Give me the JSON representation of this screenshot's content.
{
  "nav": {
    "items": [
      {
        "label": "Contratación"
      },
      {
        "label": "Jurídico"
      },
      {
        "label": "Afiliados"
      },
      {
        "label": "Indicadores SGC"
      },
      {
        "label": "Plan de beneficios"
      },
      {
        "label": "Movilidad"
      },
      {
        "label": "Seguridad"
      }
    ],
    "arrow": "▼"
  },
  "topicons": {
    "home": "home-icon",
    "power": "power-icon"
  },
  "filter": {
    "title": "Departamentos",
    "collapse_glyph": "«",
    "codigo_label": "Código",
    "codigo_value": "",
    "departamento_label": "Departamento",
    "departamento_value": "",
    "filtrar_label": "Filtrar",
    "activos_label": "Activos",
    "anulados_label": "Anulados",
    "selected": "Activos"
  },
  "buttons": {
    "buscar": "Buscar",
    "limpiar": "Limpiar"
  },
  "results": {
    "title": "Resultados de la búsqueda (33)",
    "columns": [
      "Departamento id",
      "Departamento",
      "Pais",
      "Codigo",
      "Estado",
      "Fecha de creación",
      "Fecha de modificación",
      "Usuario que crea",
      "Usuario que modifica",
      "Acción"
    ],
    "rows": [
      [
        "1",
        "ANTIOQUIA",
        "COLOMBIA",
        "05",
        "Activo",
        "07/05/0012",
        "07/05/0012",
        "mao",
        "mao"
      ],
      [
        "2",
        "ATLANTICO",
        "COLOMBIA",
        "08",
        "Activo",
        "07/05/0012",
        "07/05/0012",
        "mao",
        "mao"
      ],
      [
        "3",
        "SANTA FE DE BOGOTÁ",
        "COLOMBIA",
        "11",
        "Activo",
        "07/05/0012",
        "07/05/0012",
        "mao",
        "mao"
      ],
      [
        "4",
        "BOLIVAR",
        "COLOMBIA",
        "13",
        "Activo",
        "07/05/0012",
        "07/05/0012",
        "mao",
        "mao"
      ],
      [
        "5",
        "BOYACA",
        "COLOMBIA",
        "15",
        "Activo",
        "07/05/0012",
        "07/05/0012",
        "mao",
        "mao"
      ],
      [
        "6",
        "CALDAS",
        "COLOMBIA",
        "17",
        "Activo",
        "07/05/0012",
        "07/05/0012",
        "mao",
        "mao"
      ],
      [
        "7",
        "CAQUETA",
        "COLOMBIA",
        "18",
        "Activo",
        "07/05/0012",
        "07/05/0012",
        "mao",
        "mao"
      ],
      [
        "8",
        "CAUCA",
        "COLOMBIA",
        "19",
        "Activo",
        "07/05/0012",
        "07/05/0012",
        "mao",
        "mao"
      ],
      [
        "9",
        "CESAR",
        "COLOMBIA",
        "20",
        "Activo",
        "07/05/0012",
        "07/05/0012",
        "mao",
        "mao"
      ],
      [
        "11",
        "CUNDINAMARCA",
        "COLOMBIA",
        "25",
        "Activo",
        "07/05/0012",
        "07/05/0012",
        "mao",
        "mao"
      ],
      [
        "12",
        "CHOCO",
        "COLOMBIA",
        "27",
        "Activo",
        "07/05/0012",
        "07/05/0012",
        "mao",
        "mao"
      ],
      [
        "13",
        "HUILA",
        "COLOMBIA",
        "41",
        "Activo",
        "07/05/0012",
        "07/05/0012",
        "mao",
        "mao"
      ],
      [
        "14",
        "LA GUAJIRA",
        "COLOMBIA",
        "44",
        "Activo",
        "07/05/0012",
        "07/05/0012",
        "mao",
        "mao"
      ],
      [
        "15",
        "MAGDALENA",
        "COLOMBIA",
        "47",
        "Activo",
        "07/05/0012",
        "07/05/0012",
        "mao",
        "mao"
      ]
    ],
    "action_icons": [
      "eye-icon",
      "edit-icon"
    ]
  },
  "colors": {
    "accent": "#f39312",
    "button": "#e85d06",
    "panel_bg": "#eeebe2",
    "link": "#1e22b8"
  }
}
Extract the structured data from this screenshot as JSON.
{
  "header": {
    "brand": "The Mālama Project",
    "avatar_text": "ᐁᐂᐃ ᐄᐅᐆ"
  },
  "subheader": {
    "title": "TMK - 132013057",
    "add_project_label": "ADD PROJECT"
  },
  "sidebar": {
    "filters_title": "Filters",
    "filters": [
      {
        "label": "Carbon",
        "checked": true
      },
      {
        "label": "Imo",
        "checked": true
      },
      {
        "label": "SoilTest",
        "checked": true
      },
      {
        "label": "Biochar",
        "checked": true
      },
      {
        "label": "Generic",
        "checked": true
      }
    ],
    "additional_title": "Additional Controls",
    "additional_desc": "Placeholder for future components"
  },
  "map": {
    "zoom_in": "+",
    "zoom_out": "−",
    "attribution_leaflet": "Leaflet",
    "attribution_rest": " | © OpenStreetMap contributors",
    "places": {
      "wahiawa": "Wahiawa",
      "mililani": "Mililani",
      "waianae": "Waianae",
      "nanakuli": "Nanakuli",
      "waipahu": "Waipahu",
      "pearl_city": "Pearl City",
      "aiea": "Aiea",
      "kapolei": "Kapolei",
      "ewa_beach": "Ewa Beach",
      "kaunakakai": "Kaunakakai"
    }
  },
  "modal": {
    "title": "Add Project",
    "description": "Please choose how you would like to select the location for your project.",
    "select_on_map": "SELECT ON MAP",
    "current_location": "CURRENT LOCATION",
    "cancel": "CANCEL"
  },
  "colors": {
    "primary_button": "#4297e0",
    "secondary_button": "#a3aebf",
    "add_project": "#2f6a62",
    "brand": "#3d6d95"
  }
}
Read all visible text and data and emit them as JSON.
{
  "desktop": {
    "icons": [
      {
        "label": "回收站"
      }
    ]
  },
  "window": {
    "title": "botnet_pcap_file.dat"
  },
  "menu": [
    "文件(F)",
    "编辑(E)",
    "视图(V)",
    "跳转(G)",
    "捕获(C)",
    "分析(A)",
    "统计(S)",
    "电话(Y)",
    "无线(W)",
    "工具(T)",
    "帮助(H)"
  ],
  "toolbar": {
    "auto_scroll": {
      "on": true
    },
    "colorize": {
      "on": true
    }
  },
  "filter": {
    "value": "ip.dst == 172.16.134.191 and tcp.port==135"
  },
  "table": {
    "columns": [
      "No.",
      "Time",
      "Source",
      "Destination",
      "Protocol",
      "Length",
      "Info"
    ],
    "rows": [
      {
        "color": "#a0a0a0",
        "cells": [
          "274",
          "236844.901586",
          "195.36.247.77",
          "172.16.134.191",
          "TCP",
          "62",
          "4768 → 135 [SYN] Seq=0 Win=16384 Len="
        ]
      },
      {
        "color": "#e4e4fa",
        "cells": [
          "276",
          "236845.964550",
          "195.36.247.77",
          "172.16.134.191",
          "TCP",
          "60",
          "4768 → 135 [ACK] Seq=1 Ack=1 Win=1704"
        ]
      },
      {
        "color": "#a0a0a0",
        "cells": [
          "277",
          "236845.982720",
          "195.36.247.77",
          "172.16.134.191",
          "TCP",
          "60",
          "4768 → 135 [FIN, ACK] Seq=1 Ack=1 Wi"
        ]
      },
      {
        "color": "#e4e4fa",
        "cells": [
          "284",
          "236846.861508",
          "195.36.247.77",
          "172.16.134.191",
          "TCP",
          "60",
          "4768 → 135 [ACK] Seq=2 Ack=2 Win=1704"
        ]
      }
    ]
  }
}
——
## Task
Reproduce each line verbatim.

## Result
Give me the JSON representation of this screenshot's content.
{
  "nav": {
    "items": [
      {
        "label": "Contratación"
      },
      {
        "label": "Jurídico"
      },
      {
        "label": "Afiliados"
      },
      {
        "label": "Indicadores SGC"
      },
      {
        "label": "Plan de beneficios"
      },
      {
        "label": "Movilidad"
      },
      {
        "label": "Seguridad"
      }
    ],
    "arrow": "▼"
  },
  "topicons": {
    "home": "home-icon",
    "power": "power-icon"
  },
  "filter": {
    "title": "Departamentos",
    "collapse_glyph": "«",
    "codigo_label": "Código",
    "codigo_value": "",
    "departamento_label": "Departamento",
    "departamento_value": "",
    "filtrar_label": "Filtrar",
    "activos_label": "Activos",
    "anulados_label": "Anulados",
    "selected": "Activos"
  },
  "buttons": {
    "buscar": "Buscar",
    "limpiar": "Limpiar"
  },
  "results": {
    "title": "Resultados de la búsqueda (33)",
    "columns": [
      "Departamento id",
      "Departamento",
      "Pais",
      "Codigo",
      "Estado",
      "Fecha de creación",
      "Fecha de modificación",
      "Usuario que crea",
      "Usuario que modifica",
      "Acción"
    ],
    "rows": [
      [
        "1",
        "ANTIOQUIA",
        "COLOMBIA",
        "05",
        "Activo",
        "07/05/0012",
        "07/05/0012",
        "mao",
        "mao"
      ],
      [
        "2",
        "ATLANTICO",
        "COLOMBIA",
        "08",
        "Activo",
        "07/05/0012",
        "07/05/0012",
        "mao",
        "mao"
      ],
      [
        "3",
        "SANTA FE DE BOGOTÁ",
        "COLOMBIA",
        "11",
        "Activo",
        "07/05/0012",
        "07/05/0012",
        "mao",
        "mao"
      ],
      [
        "4",
        "BOLIVAR",
        "COLOMBIA",
        "13",
        "Activo",
        "07/05/0012",
        "07/05/0012",
        "mao",
        "mao"
      ],
      [
        "5",
        "BOYACA",
        "COLOMBIA",
        "15",
        "Activo",
        "07/05/0012",
        "07/05/0012",
        "mao",
        "mao"
      ],
      [
        "6",
        "CALDAS",
        "COLOMBIA",
        "17",
        "Activo",
        "07/05/0012",
        "07/05/0012",
        "mao",
        "mao"
      ],
      [
        "7",
        "CAQUETA",
        "COLOMBIA",
        "18",
        "Activo",
        "07/05/0012",
        "07/05/0012",
        "mao",
        "mao"
      ],
      [
        "8",
        "CAUCA",
        "COLOMBIA",
        "19",
        "Activo",
        "07/05/0012",
        "07/05/0012",
        "mao",
        "mao"
      ],
      [
        "9",
        "CESAR",
        "COLOMBIA",
        "20",
        "Activo",
        "07/05/0012",
        "07/05/0012",
        "mao",
        "mao"
      ],
      [
        "11",
        "CUNDINAMARCA",
        "COLOMBIA",
        "25",
        "Activo",
        "07/05/0012",
        "07/05/0012",
        "mao",
        "mao"
      ],
      [
        "12",
        "CHOCO",
        "COLOMBIA",
        "27",
        "Activo",
        "07/05/0012",
        "07/05/0012",
        "mao",
        "mao"
      ],
      [
        "13",
        "HUILA",
        "COLOMBIA",
        "41",
        "Activo",
        "07/05/0012",
        "07/05/0012",
        "mao",
        "mao"
      ],
      [
        "14",
        "LA GUAJIRA",
        "COLOMBIA",
        "44",
        "Activo",
        "07/05/0012",
        "07/05/0012",
        "mao",
        "mao"
      ],
      [
        "15",
        "MAGDALENA",
        "COLOMBIA",
        "47",
        "Activo",
        "07/05/0012",
        "07/05/0012",
        "mao",
        "mao"
      ]
    ],
    "action_icons": [
      "eye-icon",
      "edit-icon"
    ]
  },
  "colors": {
    "accent": "#f39312",
    "button": "#e85d06",
    "panel_bg": "#eeebe2",
    "link": "#1e22b8"
  }
}
Extract the structured data from this screenshot as JSON.
{
  "header": {
    "brand": "The Mālama Project",
    "avatar_text": "ᐁᐂᐃ ᐄᐅᐆ"
  },
  "subheader": {
    "title": "TMK - 132013057",
    "add_project_label": "ADD PROJECT"
  },
  "sidebar": {
    "filters_title": "Filters",
    "filters": [
      {
        "label": "Carbon",
        "checked": true
      },
      {
        "label": "Imo",
        "checked": true
      },
      {
        "label": "SoilTest",
        "checked": true
      },
      {
        "label": "Biochar",
        "checked": true
      },
      {
        "label": "Generic",
        "checked": true
      }
    ],
    "additional_title": "Additional Controls",
    "additional_desc": "Placeholder for future components"
  },
  "map": {
    "zoom_in": "+",
    "zoom_out": "−",
    "attribution_leaflet": "Leaflet",
    "attribution_rest": " | © OpenStreetMap contributors",
    "places": {
      "wahiawa": "Wahiawa",
      "mililani": "Mililani",
      "waianae": "Waianae",
      "nanakuli": "Nanakuli",
      "waipahu": "Waipahu",
      "pearl_city": "Pearl City",
      "aiea": "Aiea",
      "kapolei": "Kapolei",
      "ewa_beach": "Ewa Beach",
      "kaunakakai": "Kaunakakai"
    }
  },
  "modal": {
    "title": "Add Project",
    "description": "Please choose how you would like to select the location for your project.",
    "select_on_map": "SELECT ON MAP",
    "current_location": "CURRENT LOCATION",
    "cancel": "CANCEL"
  },
  "colors": {
    "primary_button": "#4297e0",
    "secondary_button": "#a3aebf",
    "add_project": "#2f6a62",
    "brand": "#3d6d95"
  }
}
Read all visible text and data and emit them as JSON.
{
  "desktop": {
    "icons": [
      {
        "label": "回收站"
      }
    ]
  },
  "window": {
    "title": "botnet_pcap_file.dat"
  },
  "menu": [
    "文件(F)",
    "编辑(E)",
    "视图(V)",
    "跳转(G)",
    "捕获(C)",
    "分析(A)",
    "统计(S)",
    "电话(Y)",
    "无线(W)",
    "工具(T)",
    "帮助(H)"
  ],
  "toolbar": {
    "auto_scroll": {
      "on": true
    },
    "colorize": {
      "on": true
    }
  },
  "filter": {
    "value": "ip.dst == 172.16.134.191 and tcp.port==135"
  },
  "table": {
    "columns": [
      "No.",
      "Time",
      "Source",
      "Destination",
      "Protocol",
      "Length",
      "Info"
    ],
    "rows": [
      {
        "color": "#a0a0a0",
        "cells": [
          "274",
          "236844.901586",
          "195.36.247.77",
          "172.16.134.191",
          "TCP",
          "62",
          "4768 → 135 [SYN] Seq=0 Win=16384 Len="
        ]
      },
      {
        "color": "#e4e4fa",
        "cells": [
          "276",
          "236845.964550",
          "195.36.247.77",
          "172.16.134.191",
          "TCP",
          "60",
          "4768 → 135 [ACK] Seq=1 Ack=1 Win=1704"
        ]
      },
      {
        "color": "#a0a0a0",
        "cells": [
          "277",
          "236845.982720",
          "195.36.247.77",
          "172.16.134.191",
          "TCP",
          "60",
          "4768 → 135 [FIN, ACK] Seq=1 Ack=1 Wi"
        ]
      },
      {
        "color": "#e4e4fa",
        "cells": [
          "284",
          "236846.861508",
          "195.36.247.77",
          "172.16.134.191",
          "TCP",
          "60",
          "4768 → 135 [ACK] Seq=2 Ack=2 Win=1704"
        ]
      }
    ]
  }
}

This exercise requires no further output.